**PROMPT:** Write out the records beneath this line exactly as they appear, minus any images.

**Items from a figure collection:**
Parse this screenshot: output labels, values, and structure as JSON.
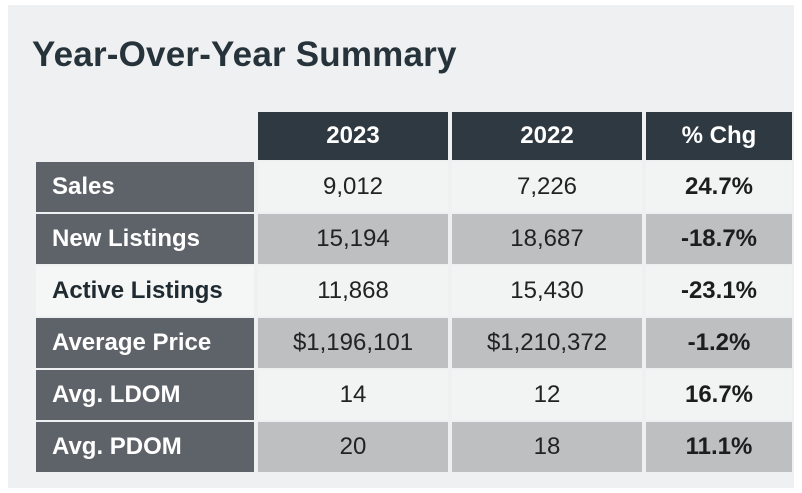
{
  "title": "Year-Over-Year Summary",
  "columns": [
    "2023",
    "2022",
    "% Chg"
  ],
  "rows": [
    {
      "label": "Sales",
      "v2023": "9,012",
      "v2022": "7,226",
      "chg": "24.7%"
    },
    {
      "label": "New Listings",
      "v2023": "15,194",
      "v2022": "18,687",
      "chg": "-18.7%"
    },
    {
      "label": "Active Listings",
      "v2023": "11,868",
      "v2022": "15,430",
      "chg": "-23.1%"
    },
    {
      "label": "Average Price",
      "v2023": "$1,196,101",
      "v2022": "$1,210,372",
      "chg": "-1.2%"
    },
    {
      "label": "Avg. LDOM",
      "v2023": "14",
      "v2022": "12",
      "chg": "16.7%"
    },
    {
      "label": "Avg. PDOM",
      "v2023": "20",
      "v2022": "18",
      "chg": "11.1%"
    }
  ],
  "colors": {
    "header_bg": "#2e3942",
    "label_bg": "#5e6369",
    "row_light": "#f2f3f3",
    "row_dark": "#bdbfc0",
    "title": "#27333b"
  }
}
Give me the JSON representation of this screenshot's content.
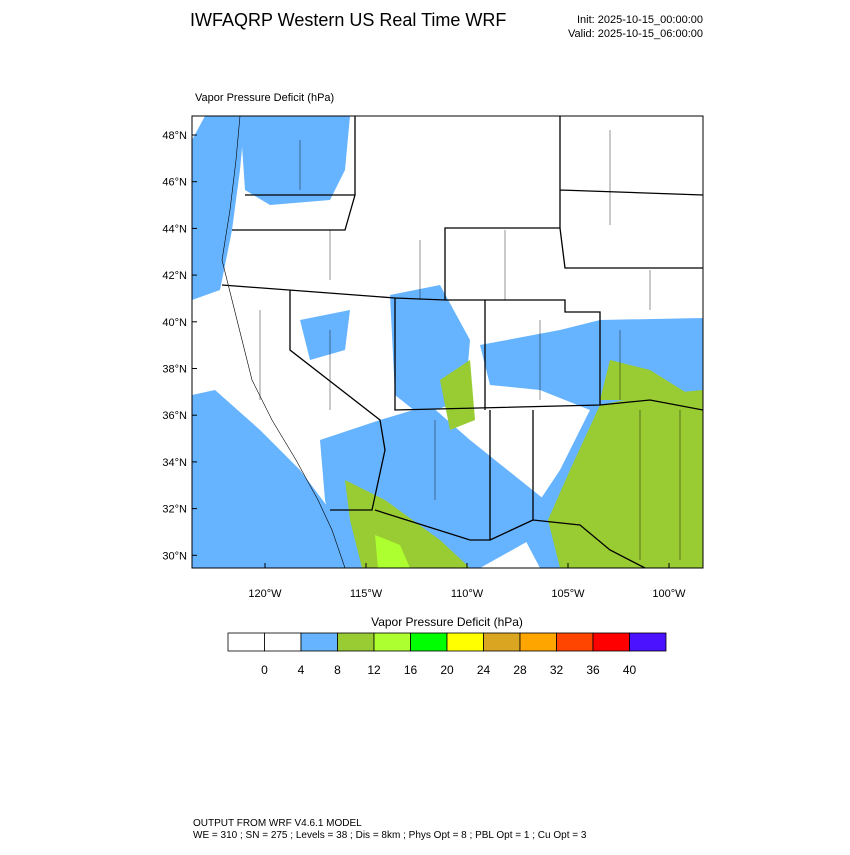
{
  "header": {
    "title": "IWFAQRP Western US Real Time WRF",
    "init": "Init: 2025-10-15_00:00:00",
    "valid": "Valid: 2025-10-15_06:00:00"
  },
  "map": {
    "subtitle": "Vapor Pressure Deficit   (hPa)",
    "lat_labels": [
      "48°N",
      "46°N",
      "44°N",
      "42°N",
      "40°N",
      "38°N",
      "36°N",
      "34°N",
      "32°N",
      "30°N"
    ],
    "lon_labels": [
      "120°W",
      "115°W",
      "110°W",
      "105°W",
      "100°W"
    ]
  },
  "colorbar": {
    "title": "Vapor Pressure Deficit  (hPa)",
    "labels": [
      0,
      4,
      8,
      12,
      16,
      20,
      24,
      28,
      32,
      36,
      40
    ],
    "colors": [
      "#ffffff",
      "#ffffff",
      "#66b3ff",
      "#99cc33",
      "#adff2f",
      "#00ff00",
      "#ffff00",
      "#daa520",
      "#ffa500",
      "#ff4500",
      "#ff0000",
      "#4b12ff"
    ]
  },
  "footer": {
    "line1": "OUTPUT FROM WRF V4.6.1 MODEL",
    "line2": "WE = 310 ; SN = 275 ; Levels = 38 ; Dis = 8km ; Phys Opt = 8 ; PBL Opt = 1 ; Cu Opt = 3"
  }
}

**OUTPUT FOR THIS TASK:**
Parse this screenshot: output labels, values, and structure as JSON.
{
  "title": "Year-Over-Year Summary",
  "columns": [
    "2023",
    "2022",
    "% Chg"
  ],
  "rows": [
    {
      "label": "Sales",
      "v2023": "9,012",
      "v2022": "7,226",
      "chg": "24.7%"
    },
    {
      "label": "New Listings",
      "v2023": "15,194",
      "v2022": "18,687",
      "chg": "-18.7%"
    },
    {
      "label": "Active Listings",
      "v2023": "11,868",
      "v2022": "15,430",
      "chg": "-23.1%"
    },
    {
      "label": "Average Price",
      "v2023": "$1,196,101",
      "v2022": "$1,210,372",
      "chg": "-1.2%"
    },
    {
      "label": "Avg. LDOM",
      "v2023": "14",
      "v2022": "12",
      "chg": "16.7%"
    },
    {
      "label": "Avg. PDOM",
      "v2023": "20",
      "v2022": "18",
      "chg": "11.1%"
    }
  ],
  "colors": {
    "header_bg": "#2e3942",
    "label_bg": "#5e6369",
    "row_light": "#f2f3f3",
    "row_dark": "#bdbfc0",
    "title": "#27333b"
  }
}
Give me the JSON representation of this screenshot's content.
{
  "header": {
    "title": "IWFAQRP Western US Real Time WRF",
    "init": "Init: 2025-10-15_00:00:00",
    "valid": "Valid: 2025-10-15_06:00:00"
  },
  "map": {
    "subtitle": "Vapor Pressure Deficit   (hPa)",
    "lat_labels": [
      "48°N",
      "46°N",
      "44°N",
      "42°N",
      "40°N",
      "38°N",
      "36°N",
      "34°N",
      "32°N",
      "30°N"
    ],
    "lon_labels": [
      "120°W",
      "115°W",
      "110°W",
      "105°W",
      "100°W"
    ]
  },
  "colorbar": {
    "title": "Vapor Pressure Deficit  (hPa)",
    "labels": [
      0,
      4,
      8,
      12,
      16,
      20,
      24,
      28,
      32,
      36,
      40
    ],
    "colors": [
      "#ffffff",
      "#ffffff",
      "#66b3ff",
      "#99cc33",
      "#adff2f",
      "#00ff00",
      "#ffff00",
      "#daa520",
      "#ffa500",
      "#ff4500",
      "#ff0000",
      "#4b12ff"
    ]
  },
  "footer": {
    "line1": "OUTPUT FROM WRF V4.6.1 MODEL",
    "line2": "WE = 310 ; SN = 275 ; Levels = 38 ; Dis = 8km ; Phys Opt = 8 ; PBL Opt = 1 ; Cu Opt = 3"
  }
}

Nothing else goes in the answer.